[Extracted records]

"""

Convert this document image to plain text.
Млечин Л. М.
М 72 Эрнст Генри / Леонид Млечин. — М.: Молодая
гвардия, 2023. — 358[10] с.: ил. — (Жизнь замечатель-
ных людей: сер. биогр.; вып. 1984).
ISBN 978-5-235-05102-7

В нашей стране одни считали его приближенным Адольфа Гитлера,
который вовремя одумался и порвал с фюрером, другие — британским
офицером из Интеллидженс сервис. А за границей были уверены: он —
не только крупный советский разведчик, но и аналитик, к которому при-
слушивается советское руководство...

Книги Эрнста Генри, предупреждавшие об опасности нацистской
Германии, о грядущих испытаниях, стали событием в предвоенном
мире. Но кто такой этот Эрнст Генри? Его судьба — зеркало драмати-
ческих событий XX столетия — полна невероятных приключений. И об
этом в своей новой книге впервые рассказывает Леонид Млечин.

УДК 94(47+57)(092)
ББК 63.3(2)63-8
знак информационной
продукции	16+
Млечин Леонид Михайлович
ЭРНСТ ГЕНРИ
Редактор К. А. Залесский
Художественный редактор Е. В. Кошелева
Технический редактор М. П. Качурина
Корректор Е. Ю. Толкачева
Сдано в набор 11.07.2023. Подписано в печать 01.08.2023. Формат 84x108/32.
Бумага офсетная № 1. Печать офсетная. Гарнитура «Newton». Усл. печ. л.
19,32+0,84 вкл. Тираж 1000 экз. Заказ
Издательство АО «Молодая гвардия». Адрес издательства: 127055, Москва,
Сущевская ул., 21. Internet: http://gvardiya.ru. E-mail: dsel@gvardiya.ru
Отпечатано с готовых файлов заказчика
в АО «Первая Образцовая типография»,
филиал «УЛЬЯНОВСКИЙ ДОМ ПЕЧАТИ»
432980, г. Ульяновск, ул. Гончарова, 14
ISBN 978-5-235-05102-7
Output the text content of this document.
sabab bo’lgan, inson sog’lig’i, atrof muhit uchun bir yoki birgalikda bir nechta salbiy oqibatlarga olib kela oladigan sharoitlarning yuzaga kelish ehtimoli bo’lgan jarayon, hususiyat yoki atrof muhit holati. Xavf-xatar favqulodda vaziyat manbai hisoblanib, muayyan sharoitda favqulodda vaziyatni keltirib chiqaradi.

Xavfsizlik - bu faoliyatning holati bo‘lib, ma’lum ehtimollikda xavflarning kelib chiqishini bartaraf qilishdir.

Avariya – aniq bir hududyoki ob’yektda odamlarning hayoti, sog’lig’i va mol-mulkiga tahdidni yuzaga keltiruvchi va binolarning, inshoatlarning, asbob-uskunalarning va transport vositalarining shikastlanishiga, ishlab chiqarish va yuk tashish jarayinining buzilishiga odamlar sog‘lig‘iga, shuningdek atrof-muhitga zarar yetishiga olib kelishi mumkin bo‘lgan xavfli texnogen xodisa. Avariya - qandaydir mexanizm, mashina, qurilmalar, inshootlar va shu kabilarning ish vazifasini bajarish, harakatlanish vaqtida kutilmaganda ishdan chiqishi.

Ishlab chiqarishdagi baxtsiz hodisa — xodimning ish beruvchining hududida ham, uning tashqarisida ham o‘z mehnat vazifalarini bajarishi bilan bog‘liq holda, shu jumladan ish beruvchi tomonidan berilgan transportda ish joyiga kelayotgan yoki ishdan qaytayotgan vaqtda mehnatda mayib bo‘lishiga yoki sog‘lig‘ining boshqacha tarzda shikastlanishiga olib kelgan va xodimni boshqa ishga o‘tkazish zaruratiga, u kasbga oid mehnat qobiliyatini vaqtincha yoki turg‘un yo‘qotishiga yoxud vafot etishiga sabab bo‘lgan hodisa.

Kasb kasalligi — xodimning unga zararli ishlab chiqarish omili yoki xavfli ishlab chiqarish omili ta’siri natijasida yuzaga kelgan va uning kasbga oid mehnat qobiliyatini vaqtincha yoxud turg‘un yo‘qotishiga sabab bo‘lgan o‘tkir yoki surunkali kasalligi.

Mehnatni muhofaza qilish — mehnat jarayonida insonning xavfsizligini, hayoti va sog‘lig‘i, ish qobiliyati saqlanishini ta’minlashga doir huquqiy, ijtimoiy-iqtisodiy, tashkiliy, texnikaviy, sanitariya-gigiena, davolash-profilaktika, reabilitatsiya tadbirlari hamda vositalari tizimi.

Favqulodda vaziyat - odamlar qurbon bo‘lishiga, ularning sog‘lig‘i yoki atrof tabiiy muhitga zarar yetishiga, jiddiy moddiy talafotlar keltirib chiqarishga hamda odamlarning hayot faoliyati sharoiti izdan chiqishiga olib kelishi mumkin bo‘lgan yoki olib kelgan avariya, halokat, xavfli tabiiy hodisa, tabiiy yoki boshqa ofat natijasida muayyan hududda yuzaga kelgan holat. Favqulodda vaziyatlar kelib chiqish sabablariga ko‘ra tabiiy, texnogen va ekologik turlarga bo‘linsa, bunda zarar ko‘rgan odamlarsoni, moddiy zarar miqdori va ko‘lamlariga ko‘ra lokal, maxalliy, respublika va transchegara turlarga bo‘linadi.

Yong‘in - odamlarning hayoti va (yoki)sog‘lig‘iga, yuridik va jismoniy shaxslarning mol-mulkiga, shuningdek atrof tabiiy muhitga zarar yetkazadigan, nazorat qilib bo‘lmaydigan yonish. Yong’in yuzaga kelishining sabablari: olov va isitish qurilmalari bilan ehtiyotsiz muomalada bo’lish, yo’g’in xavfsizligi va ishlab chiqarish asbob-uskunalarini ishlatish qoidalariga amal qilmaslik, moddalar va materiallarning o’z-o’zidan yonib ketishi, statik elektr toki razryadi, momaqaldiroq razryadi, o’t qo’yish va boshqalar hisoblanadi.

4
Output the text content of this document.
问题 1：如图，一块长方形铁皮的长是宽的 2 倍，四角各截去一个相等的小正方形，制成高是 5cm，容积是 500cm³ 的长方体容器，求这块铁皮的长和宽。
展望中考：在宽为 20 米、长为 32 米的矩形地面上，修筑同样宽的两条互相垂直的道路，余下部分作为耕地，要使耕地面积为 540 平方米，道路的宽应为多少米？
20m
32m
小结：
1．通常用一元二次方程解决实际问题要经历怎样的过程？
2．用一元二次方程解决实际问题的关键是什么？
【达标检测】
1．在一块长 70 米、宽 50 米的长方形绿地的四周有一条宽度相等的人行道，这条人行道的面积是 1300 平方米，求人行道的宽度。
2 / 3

"""

GIVEN INSTRUCTION>
Pull every line holding "Млечин" out of the records.

WRITTEN SOLUTION>
Млечин Л. М.
М 72 Эрнст Генри / Леонид Млечин. — М.: Молодая
этом в своей новой книге впервые рассказывает Леонид Млечин.
Млечин Леонид Михайлович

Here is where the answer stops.